## AIM
Examine each line of the data. Copy those that contain the string "word".

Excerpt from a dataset
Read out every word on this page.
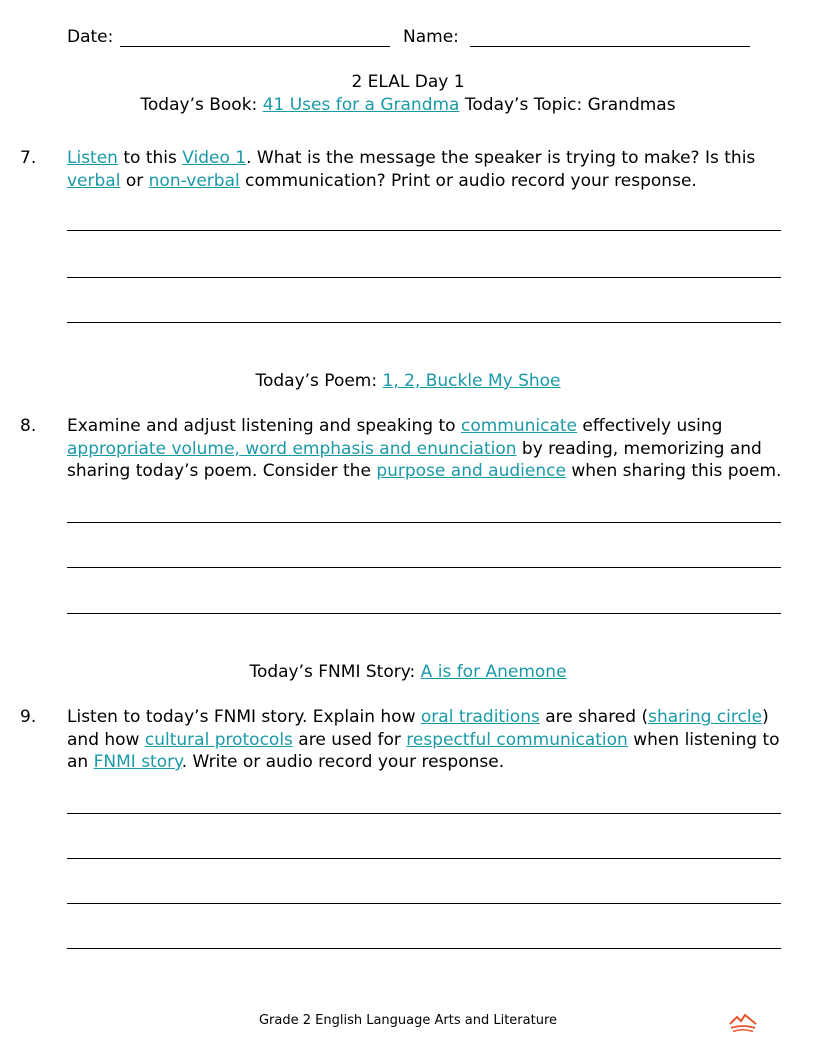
Date:	Name:
2 ELAL Day 1
Today’s Book: 41 Uses for a Grandma Today’s Topic: Grandmas
7. Listen to this Video 1. What is the message the speaker is trying to make? Is this verbal or non-verbal communication? Print or audio record your response.
Today’s Poem: 1, 2, Buckle My Shoe
8. Examine and adjust listening and speaking to communicate effectively using appropriate volume, word emphasis and enunciation by reading, memorizing and sharing today’s poem. Consider the purpose and audience when sharing this poem.
Today’s FNMI Story: A is for Anemone
9. Listen to today’s FNMI story. Explain how oral traditions are shared (sharing circle) and how cultural protocols are used for respectful communication when listening to an FNMI story. Write or audio record your response.
Grade 2 English Language Arts and Literature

## SOLUTION TO THIS TASK
Read out every word on this page.
8. Examine and adjust listening and speaking to communicate effectively using appropriate volume, word emphasis and enunciation by reading, memorizing and sharing today’s poem. Consider the purpose and audience when sharing this poem.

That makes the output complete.